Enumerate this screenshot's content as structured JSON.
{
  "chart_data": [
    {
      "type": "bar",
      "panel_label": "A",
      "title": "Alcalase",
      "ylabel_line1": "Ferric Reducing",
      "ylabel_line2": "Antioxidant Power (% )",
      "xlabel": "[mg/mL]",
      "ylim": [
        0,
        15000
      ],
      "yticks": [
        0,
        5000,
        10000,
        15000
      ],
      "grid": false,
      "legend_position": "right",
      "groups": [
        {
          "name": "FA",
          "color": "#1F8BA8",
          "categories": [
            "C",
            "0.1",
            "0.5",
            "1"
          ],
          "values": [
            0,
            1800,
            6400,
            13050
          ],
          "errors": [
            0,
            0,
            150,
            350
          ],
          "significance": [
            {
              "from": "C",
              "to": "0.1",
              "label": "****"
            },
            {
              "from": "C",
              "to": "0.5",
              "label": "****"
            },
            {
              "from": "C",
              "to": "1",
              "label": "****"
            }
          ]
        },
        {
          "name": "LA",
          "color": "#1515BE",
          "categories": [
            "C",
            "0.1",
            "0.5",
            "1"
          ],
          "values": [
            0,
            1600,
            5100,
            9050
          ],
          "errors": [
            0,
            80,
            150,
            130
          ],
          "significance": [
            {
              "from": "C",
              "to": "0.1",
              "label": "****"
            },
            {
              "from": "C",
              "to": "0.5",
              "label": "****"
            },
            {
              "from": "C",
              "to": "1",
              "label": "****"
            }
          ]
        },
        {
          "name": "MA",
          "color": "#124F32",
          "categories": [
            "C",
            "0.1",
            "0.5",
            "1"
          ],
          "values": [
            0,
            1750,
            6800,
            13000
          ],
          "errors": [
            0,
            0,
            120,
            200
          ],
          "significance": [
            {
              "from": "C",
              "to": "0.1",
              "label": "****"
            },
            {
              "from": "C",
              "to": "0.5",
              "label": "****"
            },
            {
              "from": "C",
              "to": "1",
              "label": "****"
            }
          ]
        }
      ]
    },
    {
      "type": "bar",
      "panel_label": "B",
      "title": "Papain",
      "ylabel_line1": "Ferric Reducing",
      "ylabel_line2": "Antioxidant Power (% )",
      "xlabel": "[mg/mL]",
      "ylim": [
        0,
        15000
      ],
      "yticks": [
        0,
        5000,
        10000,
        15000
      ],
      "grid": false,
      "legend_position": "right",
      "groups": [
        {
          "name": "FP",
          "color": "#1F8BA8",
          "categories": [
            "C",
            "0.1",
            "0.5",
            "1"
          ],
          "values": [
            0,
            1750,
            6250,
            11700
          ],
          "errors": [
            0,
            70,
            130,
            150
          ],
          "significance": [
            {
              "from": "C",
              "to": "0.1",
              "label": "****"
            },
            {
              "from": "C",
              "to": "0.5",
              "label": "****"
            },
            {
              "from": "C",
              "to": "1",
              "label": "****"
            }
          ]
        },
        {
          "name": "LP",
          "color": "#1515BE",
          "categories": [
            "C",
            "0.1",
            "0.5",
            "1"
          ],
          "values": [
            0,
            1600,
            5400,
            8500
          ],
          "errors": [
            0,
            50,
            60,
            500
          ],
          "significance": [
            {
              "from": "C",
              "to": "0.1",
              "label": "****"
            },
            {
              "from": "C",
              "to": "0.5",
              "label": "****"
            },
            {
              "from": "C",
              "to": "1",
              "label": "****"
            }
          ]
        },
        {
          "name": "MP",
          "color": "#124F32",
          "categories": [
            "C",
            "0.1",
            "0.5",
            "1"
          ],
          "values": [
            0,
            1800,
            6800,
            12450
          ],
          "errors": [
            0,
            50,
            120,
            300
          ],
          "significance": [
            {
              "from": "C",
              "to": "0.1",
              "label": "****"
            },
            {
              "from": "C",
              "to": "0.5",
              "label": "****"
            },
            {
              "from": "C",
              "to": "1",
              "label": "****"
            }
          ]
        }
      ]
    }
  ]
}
──────────────────────────────
> _REQUIREMENT_
Above are the records; retype every one exactly.

> _EXPECTED OUTPUT_
Enumerate this screenshot's content as structured JSON.
{
  "chart_data": [
    {
      "type": "bar",
      "panel_label": "A",
      "title": "Alcalase",
      "ylabel_line1": "Ferric Reducing",
      "ylabel_line2": "Antioxidant Power (% )",
      "xlabel": "[mg/mL]",
      "ylim": [
        0,
        15000
      ],
      "yticks": [
        0,
        5000,
        10000,
        15000
      ],
      "grid": false,
      "legend_position": "right",
      "groups": [
        {
          "name": "FA",
          "color": "#1F8BA8",
          "categories": [
            "C",
            "0.1",
            "0.5",
            "1"
          ],
          "values": [
            0,
            1800,
            6400,
            13050
          ],
          "errors": [
            0,
            0,
            150,
            350
          ],
          "significance": [
            {
              "from": "C",
              "to": "0.1",
              "label": "****"
            },
            {
              "from": "C",
              "to": "0.5",
              "label": "****"
            },
            {
              "from": "C",
              "to": "1",
              "label": "****"
            }
          ]
        },
        {
          "name": "LA",
          "color": "#1515BE",
          "categories": [
            "C",
            "0.1",
            "0.5",
            "1"
          ],
          "values": [
            0,
            1600,
            5100,
            9050
          ],
          "errors": [
            0,
            80,
            150,
            130
          ],
          "significance": [
            {
              "from": "C",
              "to": "0.1",
              "label": "****"
            },
            {
              "from": "C",
              "to": "0.5",
              "label": "****"
            },
            {
              "from": "C",
              "to": "1",
              "label": "****"
            }
          ]
        },
        {
          "name": "MA",
          "color": "#124F32",
          "categories": [
            "C",
            "0.1",
            "0.5",
            "1"
          ],
          "values": [
            0,
            1750,
            6800,
            13000
          ],
          "errors": [
            0,
            0,
            120,
            200
          ],
          "significance": [
            {
              "from": "C",
              "to": "0.1",
              "label": "****"
            },
            {
              "from": "C",
              "to": "0.5",
              "label": "****"
            },
            {
              "from": "C",
              "to": "1",
              "label": "****"
            }
          ]
        }
      ]
    },
    {
      "type": "bar",
      "panel_label": "B",
      "title": "Papain",
      "ylabel_line1": "Ferric Reducing",
      "ylabel_line2": "Antioxidant Power (% )",
      "xlabel": "[mg/mL]",
      "ylim": [
        0,
        15000
      ],
      "yticks": [
        0,
        5000,
        10000,
        15000
      ],
      "grid": false,
      "legend_position": "right",
      "groups": [
        {
          "name": "FP",
          "color": "#1F8BA8",
          "categories": [
            "C",
            "0.1",
            "0.5",
            "1"
          ],
          "values": [
            0,
            1750,
            6250,
            11700
          ],
          "errors": [
            0,
            70,
            130,
            150
          ],
          "significance": [
            {
              "from": "C",
              "to": "0.1",
              "label": "****"
            },
            {
              "from": "C",
              "to": "0.5",
              "label": "****"
            },
            {
              "from": "C",
              "to": "1",
              "label": "****"
            }
          ]
        },
        {
          "name": "LP",
          "color": "#1515BE",
          "categories": [
            "C",
            "0.1",
            "0.5",
            "1"
          ],
          "values": [
            0,
            1600,
            5400,
            8500
          ],
          "errors": [
            0,
            50,
            60,
            500
          ],
          "significance": [
            {
              "from": "C",
              "to": "0.1",
              "label": "****"
            },
            {
              "from": "C",
              "to": "0.5",
              "label": "****"
            },
            {
              "from": "C",
              "to": "1",
              "label": "****"
            }
          ]
        },
        {
          "name": "MP",
          "color": "#124F32",
          "categories": [
            "C",
            "0.1",
            "0.5",
            "1"
          ],
          "values": [
            0,
            1800,
            6800,
            12450
          ],
          "errors": [
            0,
            50,
            120,
            300
          ],
          "significance": [
            {
              "from": "C",
              "to": "0.1",
              "label": "****"
            },
            {
              "from": "C",
              "to": "0.5",
              "label": "****"
            },
            {
              "from": "C",
              "to": "1",
              "label": "****"
            }
          ]
        }
      ]
    }
  ]
}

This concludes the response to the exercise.